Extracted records
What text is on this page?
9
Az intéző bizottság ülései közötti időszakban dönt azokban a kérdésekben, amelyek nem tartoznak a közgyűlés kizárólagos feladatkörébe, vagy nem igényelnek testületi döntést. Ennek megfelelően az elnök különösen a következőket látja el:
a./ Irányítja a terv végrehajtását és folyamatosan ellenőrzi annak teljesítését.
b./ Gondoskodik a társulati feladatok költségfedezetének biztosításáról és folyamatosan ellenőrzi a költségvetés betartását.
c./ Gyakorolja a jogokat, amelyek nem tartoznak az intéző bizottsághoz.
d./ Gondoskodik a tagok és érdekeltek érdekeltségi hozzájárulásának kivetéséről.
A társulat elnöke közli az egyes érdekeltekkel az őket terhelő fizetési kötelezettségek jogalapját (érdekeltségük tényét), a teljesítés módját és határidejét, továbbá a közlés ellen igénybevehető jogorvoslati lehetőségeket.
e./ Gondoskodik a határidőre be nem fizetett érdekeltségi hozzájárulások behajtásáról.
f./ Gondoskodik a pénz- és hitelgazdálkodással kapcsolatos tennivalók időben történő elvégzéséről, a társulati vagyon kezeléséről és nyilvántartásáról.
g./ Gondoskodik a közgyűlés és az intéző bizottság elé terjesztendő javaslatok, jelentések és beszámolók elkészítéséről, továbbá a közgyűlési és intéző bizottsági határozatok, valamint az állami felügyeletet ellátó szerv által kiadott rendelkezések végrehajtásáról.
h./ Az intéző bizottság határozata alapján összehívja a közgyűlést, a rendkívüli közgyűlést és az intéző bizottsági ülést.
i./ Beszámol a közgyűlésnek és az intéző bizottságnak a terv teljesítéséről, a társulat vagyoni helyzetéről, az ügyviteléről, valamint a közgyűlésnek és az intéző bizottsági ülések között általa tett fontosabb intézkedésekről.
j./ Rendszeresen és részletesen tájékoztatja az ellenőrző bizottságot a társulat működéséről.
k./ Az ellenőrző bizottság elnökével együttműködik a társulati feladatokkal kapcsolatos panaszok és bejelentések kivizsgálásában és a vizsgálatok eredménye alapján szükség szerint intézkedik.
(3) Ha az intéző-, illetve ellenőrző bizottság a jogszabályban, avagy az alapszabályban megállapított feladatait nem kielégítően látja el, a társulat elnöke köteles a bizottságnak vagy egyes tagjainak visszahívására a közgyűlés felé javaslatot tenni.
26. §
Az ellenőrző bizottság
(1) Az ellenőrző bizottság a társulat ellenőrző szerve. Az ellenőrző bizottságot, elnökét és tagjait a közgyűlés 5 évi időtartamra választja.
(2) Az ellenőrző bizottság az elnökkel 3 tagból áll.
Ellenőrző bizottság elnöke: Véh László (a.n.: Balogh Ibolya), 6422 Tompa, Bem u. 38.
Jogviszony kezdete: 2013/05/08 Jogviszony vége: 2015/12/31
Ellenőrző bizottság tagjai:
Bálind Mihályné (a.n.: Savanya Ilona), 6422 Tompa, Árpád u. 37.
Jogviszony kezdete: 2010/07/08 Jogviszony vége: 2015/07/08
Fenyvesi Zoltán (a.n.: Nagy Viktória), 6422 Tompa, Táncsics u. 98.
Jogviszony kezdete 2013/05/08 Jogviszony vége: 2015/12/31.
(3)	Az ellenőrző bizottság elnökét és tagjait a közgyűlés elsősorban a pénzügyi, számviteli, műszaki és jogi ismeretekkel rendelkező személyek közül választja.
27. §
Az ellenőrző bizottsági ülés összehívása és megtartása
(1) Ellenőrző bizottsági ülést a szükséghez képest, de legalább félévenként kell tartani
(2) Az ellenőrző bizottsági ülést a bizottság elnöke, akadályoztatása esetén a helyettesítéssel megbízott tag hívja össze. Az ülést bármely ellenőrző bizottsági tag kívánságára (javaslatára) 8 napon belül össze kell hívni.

**Given task**
Take the data above and return it exactly.

**Result of the exercise**
What text is on this page?
9
Az intéző bizottság ülései közötti időszakban dönt azokban a kérdésekben, amelyek nem tartoznak a közgyűlés kizárólagos feladatkörébe, vagy nem igényelnek testületi döntést. Ennek megfelelően az elnök különösen a következőket látja el:
a./ Irányítja a terv végrehajtását és folyamatosan ellenőrzi annak teljesítését.
b./ Gondoskodik a társulati feladatok költségfedezetének biztosításáról és folyamatosan ellenőrzi a költségvetés betartását.
c./ Gyakorolja a jogokat, amelyek nem tartoznak az intéző bizottsághoz.
d./ Gondoskodik a tagok és érdekeltek érdekeltségi hozzájárulásának kivetéséről.
A társulat elnöke közli az egyes érdekeltekkel az őket terhelő fizetési kötelezettségek jogalapját (érdekeltségük tényét), a teljesítés módját és határidejét, továbbá a közlés ellen igénybevehető jogorvoslati lehetőségeket.
e./ Gondoskodik a határidőre be nem fizetett érdekeltségi hozzájárulások behajtásáról.
f./ Gondoskodik a pénz- és hitelgazdálkodással kapcsolatos tennivalók időben történő elvégzéséről, a társulati vagyon kezeléséről és nyilvántartásáról.
g./ Gondoskodik a közgyűlés és az intéző bizottság elé terjesztendő javaslatok, jelentések és beszámolók elkészítéséről, továbbá a közgyűlési és intéző bizottsági határozatok, valamint az állami felügyeletet ellátó szerv által kiadott rendelkezések végrehajtásáról.
h./ Az intéző bizottság határozata alapján összehívja a közgyűlést, a rendkívüli közgyűlést és az intéző bizottsági ülést.
i./ Beszámol a közgyűlésnek és az intéző bizottságnak a terv teljesítéséről, a társulat vagyoni helyzetéről, az ügyviteléről, valamint a közgyűlésnek és az intéző bizottsági ülések között általa tett fontosabb intézkedésekről.
j./ Rendszeresen és részletesen tájékoztatja az ellenőrző bizottságot a társulat működéséről.
k./ Az ellenőrző bizottság elnökével együttműködik a társulati feladatokkal kapcsolatos panaszok és bejelentések kivizsgálásában és a vizsgálatok eredménye alapján szükség szerint intézkedik.
(3) Ha az intéző-, illetve ellenőrző bizottság a jogszabályban, avagy az alapszabályban megállapított feladatait nem kielégítően látja el, a társulat elnöke köteles a bizottságnak vagy egyes tagjainak visszahívására a közgyűlés felé javaslatot tenni.
26. §
Az ellenőrző bizottság
(1) Az ellenőrző bizottság a társulat ellenőrző szerve. Az ellenőrző bizottságot, elnökét és tagjait a közgyűlés 5 évi időtartamra választja.
(2) Az ellenőrző bizottság az elnökkel 3 tagból áll.
Ellenőrző bizottság elnöke: Véh László (a.n.: Balogh Ibolya), 6422 Tompa, Bem u. 38.
Jogviszony kezdete: 2013/05/08 Jogviszony vége: 2015/12/31
Ellenőrző bizottság tagjai:
Bálind Mihályné (a.n.: Savanya Ilona), 6422 Tompa, Árpád u. 37.
Jogviszony kezdete: 2010/07/08 Jogviszony vége: 2015/07/08
Fenyvesi Zoltán (a.n.: Nagy Viktória), 6422 Tompa, Táncsics u. 98.
Jogviszony kezdete 2013/05/08 Jogviszony vége: 2015/12/31.
(3)	Az ellenőrző bizottság elnökét és tagjait a közgyűlés elsősorban a pénzügyi, számviteli, műszaki és jogi ismeretekkel rendelkező személyek közül választja.
27. §
Az ellenőrző bizottsági ülés összehívása és megtartása
(1) Ellenőrző bizottsági ülést a szükséghez képest, de legalább félévenként kell tartani
(2) Az ellenőrző bizottsági ülést a bizottság elnöke, akadályoztatása esetén a helyettesítéssel megbízott tag hívja össze. Az ülést bármely ellenőrző bizottsági tag kívánságára (javaslatára) 8 napon belül össze kell hívni.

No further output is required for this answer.